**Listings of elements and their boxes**
-- Start --
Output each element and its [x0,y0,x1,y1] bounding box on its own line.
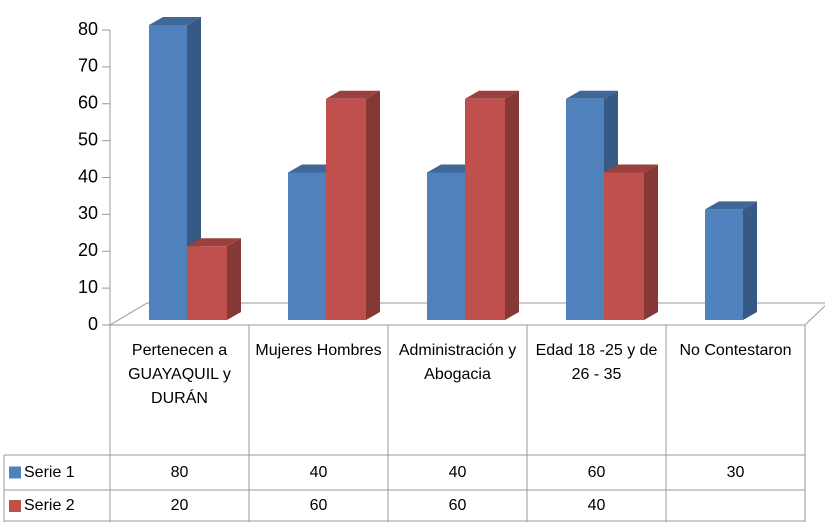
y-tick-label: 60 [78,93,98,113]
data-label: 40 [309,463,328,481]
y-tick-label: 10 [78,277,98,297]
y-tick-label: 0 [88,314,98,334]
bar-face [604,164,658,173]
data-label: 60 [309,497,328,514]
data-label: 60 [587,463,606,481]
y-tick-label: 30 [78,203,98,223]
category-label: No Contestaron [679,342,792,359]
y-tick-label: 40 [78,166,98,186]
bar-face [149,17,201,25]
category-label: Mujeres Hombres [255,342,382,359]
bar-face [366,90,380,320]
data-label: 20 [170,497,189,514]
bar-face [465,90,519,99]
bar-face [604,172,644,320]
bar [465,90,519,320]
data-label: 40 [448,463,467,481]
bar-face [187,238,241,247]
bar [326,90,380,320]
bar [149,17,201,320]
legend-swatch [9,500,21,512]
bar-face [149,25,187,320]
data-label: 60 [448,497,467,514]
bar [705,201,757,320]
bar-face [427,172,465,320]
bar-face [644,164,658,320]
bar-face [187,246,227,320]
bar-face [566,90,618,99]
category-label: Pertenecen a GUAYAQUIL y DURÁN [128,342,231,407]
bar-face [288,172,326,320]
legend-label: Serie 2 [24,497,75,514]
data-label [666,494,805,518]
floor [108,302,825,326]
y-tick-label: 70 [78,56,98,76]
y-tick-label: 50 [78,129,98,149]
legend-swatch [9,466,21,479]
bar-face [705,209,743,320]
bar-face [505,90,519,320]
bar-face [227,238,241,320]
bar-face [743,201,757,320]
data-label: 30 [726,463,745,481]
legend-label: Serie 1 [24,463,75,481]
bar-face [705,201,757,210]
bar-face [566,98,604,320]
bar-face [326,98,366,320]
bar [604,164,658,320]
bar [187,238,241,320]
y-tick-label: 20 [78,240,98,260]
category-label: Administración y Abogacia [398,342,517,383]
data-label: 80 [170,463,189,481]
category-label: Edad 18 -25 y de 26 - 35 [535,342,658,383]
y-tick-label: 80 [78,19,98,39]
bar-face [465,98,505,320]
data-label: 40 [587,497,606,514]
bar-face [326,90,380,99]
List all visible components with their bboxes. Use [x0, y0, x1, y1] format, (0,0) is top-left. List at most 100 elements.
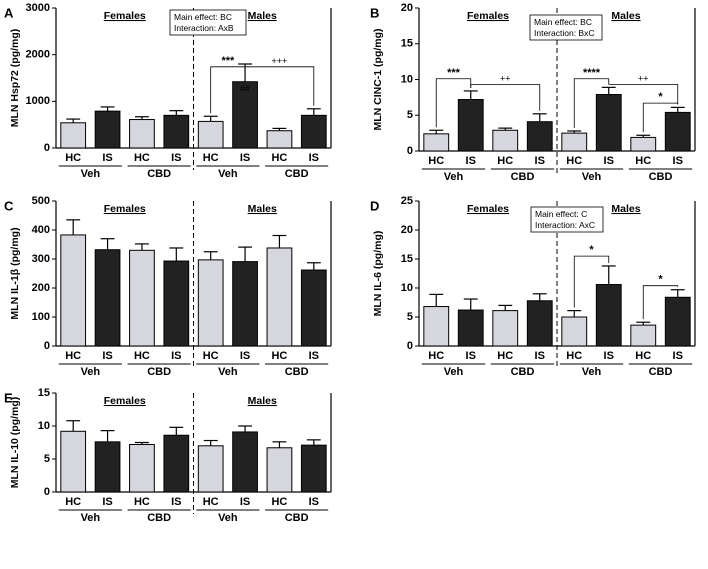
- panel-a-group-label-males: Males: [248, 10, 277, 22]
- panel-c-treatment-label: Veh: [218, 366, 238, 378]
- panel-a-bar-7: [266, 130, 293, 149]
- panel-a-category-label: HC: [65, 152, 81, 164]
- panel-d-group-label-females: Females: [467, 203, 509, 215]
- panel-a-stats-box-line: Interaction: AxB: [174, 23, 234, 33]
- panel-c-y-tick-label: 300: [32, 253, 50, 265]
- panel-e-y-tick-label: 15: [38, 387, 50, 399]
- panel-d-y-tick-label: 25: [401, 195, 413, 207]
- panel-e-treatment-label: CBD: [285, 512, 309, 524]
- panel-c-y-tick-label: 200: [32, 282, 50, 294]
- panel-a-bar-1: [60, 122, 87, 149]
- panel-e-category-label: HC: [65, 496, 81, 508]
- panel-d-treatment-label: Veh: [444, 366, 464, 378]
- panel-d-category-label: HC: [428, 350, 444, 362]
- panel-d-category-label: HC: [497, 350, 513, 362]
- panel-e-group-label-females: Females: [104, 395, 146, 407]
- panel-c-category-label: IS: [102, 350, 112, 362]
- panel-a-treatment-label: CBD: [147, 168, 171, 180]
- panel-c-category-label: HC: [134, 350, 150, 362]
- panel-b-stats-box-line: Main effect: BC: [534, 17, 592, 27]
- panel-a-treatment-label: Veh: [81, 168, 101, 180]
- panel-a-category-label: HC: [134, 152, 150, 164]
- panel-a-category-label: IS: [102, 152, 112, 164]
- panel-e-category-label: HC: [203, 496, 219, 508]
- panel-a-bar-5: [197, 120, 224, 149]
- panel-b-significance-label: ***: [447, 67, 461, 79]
-- End --
**INSTRUCTIONS FOR THE TASK**
Print every line of the entries above without changing anything, but leave out the pictures.

**THE COMPLETED TASK**
Output each element and its [x0,y0,x1,y1] bounding box on its own line.
y-tick-label: 60 [78,93,98,113]
data-label: 40 [309,463,328,481]
y-tick-label: 10 [78,277,98,297]
y-tick-label: 0 [88,314,98,334]
bar-face [604,164,658,173]
data-label: 60 [309,497,328,514]
data-label: 60 [587,463,606,481]
y-tick-label: 30 [78,203,98,223]
category-label: No Contestaron [679,342,792,359]
y-tick-label: 40 [78,166,98,186]
bar-face [149,17,201,25]
category-label: Mujeres Hombres [255,342,382,359]
bar-face [366,90,380,320]
data-label: 20 [170,497,189,514]
bar-face [465,90,519,99]
bar-face [604,172,644,320]
bar [465,90,519,320]
data-label: 40 [448,463,467,481]
bar-face [187,238,241,247]
bar [326,90,380,320]
bar [149,17,201,320]
legend-swatch [9,500,21,512]
bar-face [149,25,187,320]
data-label: 60 [448,497,467,514]
bar [705,201,757,320]
bar-face [427,172,465,320]
bar-face [644,164,658,320]
bar-face [187,246,227,320]
bar-face [566,90,618,99]
category-label: Pertenecen a GUAYAQUIL y DURÁN [128,342,231,407]
bar-face [288,172,326,320]
legend-label: Serie 2 [24,497,75,514]
data-label [666,494,805,518]
floor [108,302,825,326]
y-tick-label: 70 [78,56,98,76]
y-tick-label: 50 [78,129,98,149]
legend-swatch [9,466,21,479]
bar-face [705,209,743,320]
bar-face [505,90,519,320]
bar-face [227,238,241,320]
bar-face [743,201,757,320]
data-label: 30 [726,463,745,481]
legend-label: Serie 1 [24,463,75,481]
bar-face [705,201,757,210]
bar-face [566,98,604,320]
bar-face [326,98,366,320]
bar [604,164,658,320]
bar [187,238,241,320]
y-tick-label: 20 [78,240,98,260]
category-label: Administración y Abogacia [398,342,517,383]
data-label: 80 [170,463,189,481]
category-label: Edad 18 -25 y de 26 - 35 [535,342,658,383]
y-tick-label: 80 [78,19,98,39]
bar-face [465,98,505,320]
data-label: 40 [587,497,606,514]
bar-face [326,90,380,99]
List all visible components with their bboxes. Use [x0, y0, x1, y1] format, (0,0) is top-left. List at most 100 elements.
- panel-a-group-label-males: Males: [248, 10, 277, 22]
- panel-c-treatment-label: Veh: [218, 366, 238, 378]
- panel-a-bar-7: [266, 130, 293, 149]
- panel-a-category-label: HC: [65, 152, 81, 164]
- panel-d-group-label-females: Females: [467, 203, 509, 215]
- panel-a-stats-box-line: Interaction: AxB: [174, 23, 234, 33]
- panel-c-y-tick-label: 300: [32, 253, 50, 265]
- panel-e-y-tick-label: 15: [38, 387, 50, 399]
- panel-d-y-tick-label: 25: [401, 195, 413, 207]
- panel-e-treatment-label: CBD: [285, 512, 309, 524]
- panel-c-y-tick-label: 200: [32, 282, 50, 294]
- panel-a-bar-1: [60, 122, 87, 149]
- panel-e-category-label: HC: [65, 496, 81, 508]
- panel-d-treatment-label: Veh: [444, 366, 464, 378]
- panel-d-category-label: HC: [428, 350, 444, 362]
- panel-d-category-label: HC: [497, 350, 513, 362]
- panel-e-group-label-females: Females: [104, 395, 146, 407]
- panel-c-category-label: IS: [102, 350, 112, 362]
- panel-a-treatment-label: CBD: [147, 168, 171, 180]
- panel-c-category-label: HC: [134, 350, 150, 362]
- panel-b-stats-box-line: Main effect: BC: [534, 17, 592, 27]
- panel-a-treatment-label: Veh: [81, 168, 101, 180]
- panel-a-category-label: HC: [134, 152, 150, 164]
- panel-a-category-label: IS: [102, 152, 112, 164]
- panel-e-category-label: HC: [203, 496, 219, 508]
- panel-a-bar-5: [197, 120, 224, 149]
- panel-b-significance-label: ***: [447, 67, 461, 79]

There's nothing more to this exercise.